## What to produce
Exactly reproduce each record listed below.

○ ○ ○ ○ ○ ○ ○

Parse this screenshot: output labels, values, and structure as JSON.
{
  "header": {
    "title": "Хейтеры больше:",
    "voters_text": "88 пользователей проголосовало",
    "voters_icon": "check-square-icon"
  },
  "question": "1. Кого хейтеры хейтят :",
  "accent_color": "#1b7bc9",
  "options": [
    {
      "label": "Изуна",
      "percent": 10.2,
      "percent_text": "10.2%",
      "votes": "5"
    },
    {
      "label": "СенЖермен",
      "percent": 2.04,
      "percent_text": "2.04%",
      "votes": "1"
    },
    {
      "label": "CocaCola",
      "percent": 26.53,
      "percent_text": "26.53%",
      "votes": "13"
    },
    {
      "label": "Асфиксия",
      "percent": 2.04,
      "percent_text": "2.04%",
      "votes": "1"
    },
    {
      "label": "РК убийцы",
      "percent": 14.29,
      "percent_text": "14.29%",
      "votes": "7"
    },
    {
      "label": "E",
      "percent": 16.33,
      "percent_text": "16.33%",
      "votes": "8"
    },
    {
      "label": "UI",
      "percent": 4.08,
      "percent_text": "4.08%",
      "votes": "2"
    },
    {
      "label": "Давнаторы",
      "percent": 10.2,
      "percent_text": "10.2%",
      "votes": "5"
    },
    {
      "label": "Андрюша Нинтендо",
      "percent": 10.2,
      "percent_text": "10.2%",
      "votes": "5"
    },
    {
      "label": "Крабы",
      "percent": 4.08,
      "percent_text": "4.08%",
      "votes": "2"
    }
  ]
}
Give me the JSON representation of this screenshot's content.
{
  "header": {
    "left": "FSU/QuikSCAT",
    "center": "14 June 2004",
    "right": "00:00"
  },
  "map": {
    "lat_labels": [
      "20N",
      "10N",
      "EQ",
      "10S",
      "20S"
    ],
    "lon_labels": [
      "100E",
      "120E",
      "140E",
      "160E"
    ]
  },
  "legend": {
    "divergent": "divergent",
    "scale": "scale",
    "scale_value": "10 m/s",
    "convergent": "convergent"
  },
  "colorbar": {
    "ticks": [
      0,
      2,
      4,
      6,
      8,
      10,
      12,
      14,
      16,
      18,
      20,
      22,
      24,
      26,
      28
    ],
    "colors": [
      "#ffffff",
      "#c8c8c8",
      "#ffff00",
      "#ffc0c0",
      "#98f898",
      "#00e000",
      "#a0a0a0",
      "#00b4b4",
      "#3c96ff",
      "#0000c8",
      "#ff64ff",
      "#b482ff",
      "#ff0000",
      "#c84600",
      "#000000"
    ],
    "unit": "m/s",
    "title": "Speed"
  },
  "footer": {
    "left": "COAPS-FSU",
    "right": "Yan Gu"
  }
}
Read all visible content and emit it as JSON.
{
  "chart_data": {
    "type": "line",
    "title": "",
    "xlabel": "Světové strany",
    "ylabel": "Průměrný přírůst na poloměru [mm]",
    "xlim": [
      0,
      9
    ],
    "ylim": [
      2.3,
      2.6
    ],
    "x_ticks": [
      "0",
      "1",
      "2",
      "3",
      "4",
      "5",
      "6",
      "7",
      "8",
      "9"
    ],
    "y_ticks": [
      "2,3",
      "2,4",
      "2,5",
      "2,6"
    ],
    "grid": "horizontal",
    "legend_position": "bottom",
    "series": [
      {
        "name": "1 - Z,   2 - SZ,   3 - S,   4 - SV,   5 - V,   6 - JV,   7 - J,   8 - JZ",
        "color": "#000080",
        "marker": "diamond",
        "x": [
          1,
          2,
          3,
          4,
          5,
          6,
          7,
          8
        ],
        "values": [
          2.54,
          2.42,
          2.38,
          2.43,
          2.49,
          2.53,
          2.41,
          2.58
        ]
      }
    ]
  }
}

○ ○ ○ ○ ○ ○ ○

## Exercise output
Parse this screenshot: output labels, values, and structure as JSON.
{
  "header": {
    "title": "Хейтеры больше:",
    "voters_text": "88 пользователей проголосовало",
    "voters_icon": "check-square-icon"
  },
  "question": "1. Кого хейтеры хейтят :",
  "accent_color": "#1b7bc9",
  "options": [
    {
      "label": "Изуна",
      "percent": 10.2,
      "percent_text": "10.2%",
      "votes": "5"
    },
    {
      "label": "СенЖермен",
      "percent": 2.04,
      "percent_text": "2.04%",
      "votes": "1"
    },
    {
      "label": "CocaCola",
      "percent": 26.53,
      "percent_text": "26.53%",
      "votes": "13"
    },
    {
      "label": "Асфиксия",
      "percent": 2.04,
      "percent_text": "2.04%",
      "votes": "1"
    },
    {
      "label": "РК убийцы",
      "percent": 14.29,
      "percent_text": "14.29%",
      "votes": "7"
    },
    {
      "label": "E",
      "percent": 16.33,
      "percent_text": "16.33%",
      "votes": "8"
    },
    {
      "label": "UI",
      "percent": 4.08,
      "percent_text": "4.08%",
      "votes": "2"
    },
    {
      "label": "Давнаторы",
      "percent": 10.2,
      "percent_text": "10.2%",
      "votes": "5"
    },
    {
      "label": "Андрюша Нинтендо",
      "percent": 10.2,
      "percent_text": "10.2%",
      "votes": "5"
    },
    {
      "label": "Крабы",
      "percent": 4.08,
      "percent_text": "4.08%",
      "votes": "2"
    }
  ]
}
Give me the JSON representation of this screenshot's content.
{
  "header": {
    "left": "FSU/QuikSCAT",
    "center": "14 June 2004",
    "right": "00:00"
  },
  "map": {
    "lat_labels": [
      "20N",
      "10N",
      "EQ",
      "10S",
      "20S"
    ],
    "lon_labels": [
      "100E",
      "120E",
      "140E",
      "160E"
    ]
  },
  "legend": {
    "divergent": "divergent",
    "scale": "scale",
    "scale_value": "10 m/s",
    "convergent": "convergent"
  },
  "colorbar": {
    "ticks": [
      0,
      2,
      4,
      6,
      8,
      10,
      12,
      14,
      16,
      18,
      20,
      22,
      24,
      26,
      28
    ],
    "colors": [
      "#ffffff",
      "#c8c8c8",
      "#ffff00",
      "#ffc0c0",
      "#98f898",
      "#00e000",
      "#a0a0a0",
      "#00b4b4",
      "#3c96ff",
      "#0000c8",
      "#ff64ff",
      "#b482ff",
      "#ff0000",
      "#c84600",
      "#000000"
    ],
    "unit": "m/s",
    "title": "Speed"
  },
  "footer": {
    "left": "COAPS-FSU",
    "right": "Yan Gu"
  }
}
Read all visible content and emit it as JSON.
{
  "chart_data": {
    "type": "line",
    "title": "",
    "xlabel": "Světové strany",
    "ylabel": "Průměrný přírůst na poloměru [mm]",
    "xlim": [
      0,
      9
    ],
    "ylim": [
      2.3,
      2.6
    ],
    "x_ticks": [
      "0",
      "1",
      "2",
      "3",
      "4",
      "5",
      "6",
      "7",
      "8",
      "9"
    ],
    "y_ticks": [
      "2,3",
      "2,4",
      "2,5",
      "2,6"
    ],
    "grid": "horizontal",
    "legend_position": "bottom",
    "series": [
      {
        "name": "1 - Z,   2 - SZ,   3 - S,   4 - SV,   5 - V,   6 - JV,   7 - J,   8 - JZ",
        "color": "#000080",
        "marker": "diamond",
        "x": [
          1,
          2,
          3,
          4,
          5,
          6,
          7,
          8
        ],
        "values": [
          2.54,
          2.42,
          2.38,
          2.43,
          2.49,
          2.53,
          2.41,
          2.58
        ]
      }
    ]
  }
}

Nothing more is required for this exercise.